___ DATA FOR THIS EXERCISE ___

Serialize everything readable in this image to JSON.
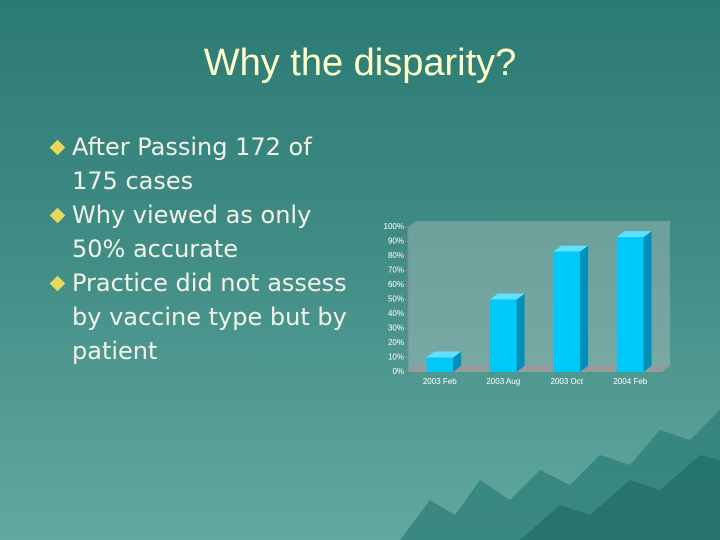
{
  "title": "Why the disparity?",
  "bullets": [
    "After Passing 172 of 175 cases",
    "Why viewed as only 50% accurate",
    "Practice did not assess by vaccine type but by patient"
  ],
  "chart_data": {
    "type": "bar",
    "categories": [
      "2003 Feb",
      "2003 Aug",
      "2003 Oct",
      "2004 Feb"
    ],
    "values": [
      10,
      50,
      83,
      93
    ],
    "color": "#00c8f8",
    "ylim": [
      0,
      100
    ],
    "yticks": [
      {
        "value": 0,
        "label": "0%"
      },
      {
        "value": 10,
        "label": "10%"
      },
      {
        "value": 20,
        "label": "20%"
      },
      {
        "value": 30,
        "label": "30%"
      },
      {
        "value": 40,
        "label": "40%"
      },
      {
        "value": 50,
        "label": "50%"
      },
      {
        "value": 60,
        "label": "60%"
      },
      {
        "value": 70,
        "label": "70%"
      },
      {
        "value": 80,
        "label": "80%"
      },
      {
        "value": 90,
        "label": "90%"
      },
      {
        "value": 100,
        "label": "100%"
      }
    ]
  }
}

___

INSTRUCTIONS TO FOLLOW => Give only the number of lines above that hold the string "label".

PROBLEM SOLUTION => 11